Search the listing below for "businesses". Copy each matching line.

** Start DATA PROVIDED **

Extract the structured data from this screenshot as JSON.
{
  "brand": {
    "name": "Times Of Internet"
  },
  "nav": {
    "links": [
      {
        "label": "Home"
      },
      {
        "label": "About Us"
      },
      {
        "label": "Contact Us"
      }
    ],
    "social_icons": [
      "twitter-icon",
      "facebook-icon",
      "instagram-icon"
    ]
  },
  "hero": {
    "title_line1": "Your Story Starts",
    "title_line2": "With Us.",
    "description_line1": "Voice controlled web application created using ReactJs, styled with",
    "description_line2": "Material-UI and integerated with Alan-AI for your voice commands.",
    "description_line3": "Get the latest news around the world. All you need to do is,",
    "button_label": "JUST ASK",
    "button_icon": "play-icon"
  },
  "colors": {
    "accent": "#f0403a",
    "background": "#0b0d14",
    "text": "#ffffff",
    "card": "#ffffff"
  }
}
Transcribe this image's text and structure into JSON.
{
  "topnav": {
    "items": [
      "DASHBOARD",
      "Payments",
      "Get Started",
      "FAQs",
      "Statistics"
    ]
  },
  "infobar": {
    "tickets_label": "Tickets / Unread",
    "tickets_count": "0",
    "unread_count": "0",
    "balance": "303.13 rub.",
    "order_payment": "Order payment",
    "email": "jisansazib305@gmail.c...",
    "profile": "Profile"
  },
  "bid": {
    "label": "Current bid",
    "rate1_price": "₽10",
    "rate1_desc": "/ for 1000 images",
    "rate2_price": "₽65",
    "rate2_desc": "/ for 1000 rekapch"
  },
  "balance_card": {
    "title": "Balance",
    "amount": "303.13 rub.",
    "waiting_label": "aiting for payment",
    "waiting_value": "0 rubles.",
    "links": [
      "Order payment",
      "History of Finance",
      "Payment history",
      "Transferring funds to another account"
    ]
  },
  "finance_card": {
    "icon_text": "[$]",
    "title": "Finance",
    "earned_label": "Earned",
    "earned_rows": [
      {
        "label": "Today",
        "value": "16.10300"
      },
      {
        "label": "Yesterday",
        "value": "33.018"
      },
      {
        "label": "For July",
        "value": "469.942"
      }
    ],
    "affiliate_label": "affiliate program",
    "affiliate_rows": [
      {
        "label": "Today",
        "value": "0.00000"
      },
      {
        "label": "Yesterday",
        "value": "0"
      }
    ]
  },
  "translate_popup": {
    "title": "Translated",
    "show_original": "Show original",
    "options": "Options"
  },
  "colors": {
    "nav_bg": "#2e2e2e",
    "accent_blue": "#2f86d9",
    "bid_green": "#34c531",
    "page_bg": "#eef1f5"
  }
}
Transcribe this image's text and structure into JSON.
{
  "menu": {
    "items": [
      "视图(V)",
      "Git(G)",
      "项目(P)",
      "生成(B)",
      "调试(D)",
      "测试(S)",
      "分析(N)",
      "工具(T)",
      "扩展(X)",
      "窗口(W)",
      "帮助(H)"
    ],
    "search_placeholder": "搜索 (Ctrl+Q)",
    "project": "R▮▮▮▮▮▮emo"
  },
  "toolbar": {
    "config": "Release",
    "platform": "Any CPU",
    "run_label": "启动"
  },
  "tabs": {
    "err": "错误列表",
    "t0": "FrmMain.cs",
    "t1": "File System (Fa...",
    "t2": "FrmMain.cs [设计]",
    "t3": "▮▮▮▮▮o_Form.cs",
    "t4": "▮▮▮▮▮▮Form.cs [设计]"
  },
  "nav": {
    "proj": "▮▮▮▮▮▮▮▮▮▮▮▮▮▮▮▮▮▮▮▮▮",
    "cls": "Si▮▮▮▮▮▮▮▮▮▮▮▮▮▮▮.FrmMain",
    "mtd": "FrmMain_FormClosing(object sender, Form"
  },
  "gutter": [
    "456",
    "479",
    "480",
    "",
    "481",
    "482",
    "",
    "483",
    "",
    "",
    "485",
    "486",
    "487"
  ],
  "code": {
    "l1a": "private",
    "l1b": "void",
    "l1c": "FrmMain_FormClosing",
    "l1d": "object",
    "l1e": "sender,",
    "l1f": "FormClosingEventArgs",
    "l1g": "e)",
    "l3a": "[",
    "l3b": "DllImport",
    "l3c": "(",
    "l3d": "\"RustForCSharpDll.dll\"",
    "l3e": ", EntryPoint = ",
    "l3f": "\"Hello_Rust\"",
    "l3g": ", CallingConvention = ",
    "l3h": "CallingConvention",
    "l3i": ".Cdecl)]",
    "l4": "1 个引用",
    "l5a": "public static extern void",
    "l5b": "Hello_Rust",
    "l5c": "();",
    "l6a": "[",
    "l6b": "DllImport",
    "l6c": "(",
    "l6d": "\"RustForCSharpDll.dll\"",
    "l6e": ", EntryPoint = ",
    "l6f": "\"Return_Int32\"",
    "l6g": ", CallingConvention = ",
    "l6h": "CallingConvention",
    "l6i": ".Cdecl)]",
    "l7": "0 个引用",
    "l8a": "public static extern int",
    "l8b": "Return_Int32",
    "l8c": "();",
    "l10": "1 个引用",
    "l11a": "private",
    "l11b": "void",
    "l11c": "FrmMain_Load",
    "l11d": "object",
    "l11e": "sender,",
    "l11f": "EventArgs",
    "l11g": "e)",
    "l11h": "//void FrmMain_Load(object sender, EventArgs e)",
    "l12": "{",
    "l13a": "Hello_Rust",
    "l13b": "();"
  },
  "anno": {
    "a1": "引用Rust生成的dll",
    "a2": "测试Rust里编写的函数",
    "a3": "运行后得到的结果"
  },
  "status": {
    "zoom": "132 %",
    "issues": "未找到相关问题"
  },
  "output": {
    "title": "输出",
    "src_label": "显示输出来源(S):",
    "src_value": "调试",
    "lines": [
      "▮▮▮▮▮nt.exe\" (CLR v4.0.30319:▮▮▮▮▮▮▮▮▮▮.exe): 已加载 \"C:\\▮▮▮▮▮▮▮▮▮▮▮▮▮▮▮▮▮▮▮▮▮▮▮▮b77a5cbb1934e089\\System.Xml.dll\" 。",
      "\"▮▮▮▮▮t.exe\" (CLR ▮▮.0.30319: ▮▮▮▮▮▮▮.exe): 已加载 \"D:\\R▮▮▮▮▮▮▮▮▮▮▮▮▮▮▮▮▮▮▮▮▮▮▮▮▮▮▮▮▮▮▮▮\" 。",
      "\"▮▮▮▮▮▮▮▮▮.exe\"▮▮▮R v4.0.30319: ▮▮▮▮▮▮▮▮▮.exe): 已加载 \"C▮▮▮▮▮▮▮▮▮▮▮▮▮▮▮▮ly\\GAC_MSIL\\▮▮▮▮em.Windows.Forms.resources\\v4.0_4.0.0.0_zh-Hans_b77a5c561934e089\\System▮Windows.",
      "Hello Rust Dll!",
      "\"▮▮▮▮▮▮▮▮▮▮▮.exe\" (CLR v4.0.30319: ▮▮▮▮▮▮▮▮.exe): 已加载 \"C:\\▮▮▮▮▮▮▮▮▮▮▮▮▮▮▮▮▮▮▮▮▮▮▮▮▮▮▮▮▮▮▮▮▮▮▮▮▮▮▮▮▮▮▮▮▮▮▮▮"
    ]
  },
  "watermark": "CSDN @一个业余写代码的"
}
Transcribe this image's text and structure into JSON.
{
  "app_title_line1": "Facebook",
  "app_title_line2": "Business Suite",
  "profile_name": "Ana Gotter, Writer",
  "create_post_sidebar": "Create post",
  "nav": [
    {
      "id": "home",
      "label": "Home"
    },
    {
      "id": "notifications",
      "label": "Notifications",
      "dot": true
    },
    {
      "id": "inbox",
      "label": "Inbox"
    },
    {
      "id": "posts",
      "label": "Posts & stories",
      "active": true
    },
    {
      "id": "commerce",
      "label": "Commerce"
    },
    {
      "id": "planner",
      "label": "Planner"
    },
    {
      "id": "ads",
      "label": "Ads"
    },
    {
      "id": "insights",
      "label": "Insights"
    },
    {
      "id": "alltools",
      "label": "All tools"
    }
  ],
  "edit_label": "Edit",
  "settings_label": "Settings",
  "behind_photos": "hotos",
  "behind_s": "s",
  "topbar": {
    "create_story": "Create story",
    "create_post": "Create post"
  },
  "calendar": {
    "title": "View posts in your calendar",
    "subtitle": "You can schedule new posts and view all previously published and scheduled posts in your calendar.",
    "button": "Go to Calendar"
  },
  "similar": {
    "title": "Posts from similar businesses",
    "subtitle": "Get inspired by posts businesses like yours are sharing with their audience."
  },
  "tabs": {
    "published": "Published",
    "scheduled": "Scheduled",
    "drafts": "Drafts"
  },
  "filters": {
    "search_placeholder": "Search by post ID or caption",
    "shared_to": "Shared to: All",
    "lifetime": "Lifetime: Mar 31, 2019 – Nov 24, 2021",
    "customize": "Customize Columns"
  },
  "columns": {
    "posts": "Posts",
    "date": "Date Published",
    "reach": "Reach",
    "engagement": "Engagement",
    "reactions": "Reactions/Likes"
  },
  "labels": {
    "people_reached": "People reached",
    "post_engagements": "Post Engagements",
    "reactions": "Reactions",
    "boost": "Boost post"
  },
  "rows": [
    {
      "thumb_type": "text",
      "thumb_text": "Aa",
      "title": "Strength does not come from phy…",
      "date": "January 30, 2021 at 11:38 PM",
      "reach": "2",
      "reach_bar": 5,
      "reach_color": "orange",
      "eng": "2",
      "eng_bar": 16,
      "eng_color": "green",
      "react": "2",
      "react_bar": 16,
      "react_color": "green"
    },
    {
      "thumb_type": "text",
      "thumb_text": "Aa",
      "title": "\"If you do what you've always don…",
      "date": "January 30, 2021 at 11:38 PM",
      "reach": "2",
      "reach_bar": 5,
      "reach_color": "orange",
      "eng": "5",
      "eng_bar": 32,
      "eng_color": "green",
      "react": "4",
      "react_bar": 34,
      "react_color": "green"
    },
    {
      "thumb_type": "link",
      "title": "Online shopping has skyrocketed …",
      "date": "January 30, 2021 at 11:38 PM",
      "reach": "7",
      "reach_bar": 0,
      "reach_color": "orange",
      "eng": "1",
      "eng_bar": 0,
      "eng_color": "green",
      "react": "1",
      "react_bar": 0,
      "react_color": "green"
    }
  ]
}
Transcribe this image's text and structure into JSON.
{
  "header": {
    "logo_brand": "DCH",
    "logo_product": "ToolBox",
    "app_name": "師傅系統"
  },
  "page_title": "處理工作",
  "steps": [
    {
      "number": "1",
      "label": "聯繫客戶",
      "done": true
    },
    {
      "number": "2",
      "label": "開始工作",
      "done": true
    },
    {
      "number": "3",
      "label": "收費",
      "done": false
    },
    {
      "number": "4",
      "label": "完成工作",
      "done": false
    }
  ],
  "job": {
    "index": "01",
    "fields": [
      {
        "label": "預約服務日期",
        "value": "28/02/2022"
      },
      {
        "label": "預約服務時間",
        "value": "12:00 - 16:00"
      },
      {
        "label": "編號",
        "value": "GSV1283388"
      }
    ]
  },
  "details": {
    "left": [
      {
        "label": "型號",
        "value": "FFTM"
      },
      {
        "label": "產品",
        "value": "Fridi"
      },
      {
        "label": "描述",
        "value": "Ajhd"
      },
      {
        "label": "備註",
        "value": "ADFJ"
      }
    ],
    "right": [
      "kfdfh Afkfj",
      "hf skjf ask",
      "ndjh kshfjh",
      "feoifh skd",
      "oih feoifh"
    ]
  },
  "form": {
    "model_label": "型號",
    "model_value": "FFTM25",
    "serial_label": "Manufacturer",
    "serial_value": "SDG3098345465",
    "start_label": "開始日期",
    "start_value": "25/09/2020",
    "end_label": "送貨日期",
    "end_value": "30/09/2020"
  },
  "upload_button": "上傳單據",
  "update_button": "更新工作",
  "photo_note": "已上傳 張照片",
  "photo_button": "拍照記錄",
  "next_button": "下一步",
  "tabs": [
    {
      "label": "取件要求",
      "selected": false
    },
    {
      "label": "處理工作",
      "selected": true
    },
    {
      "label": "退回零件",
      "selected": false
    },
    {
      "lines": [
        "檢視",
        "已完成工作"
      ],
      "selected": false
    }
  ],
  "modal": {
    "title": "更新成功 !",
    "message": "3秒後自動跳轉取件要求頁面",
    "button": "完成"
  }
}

** End DATA PROVIDED **

SOLUTION TO THIS PROBLEM —
    "title": "Posts from similar businesses",
    "subtitle": "Get inspired by posts businesses like yours are sharing with their audience."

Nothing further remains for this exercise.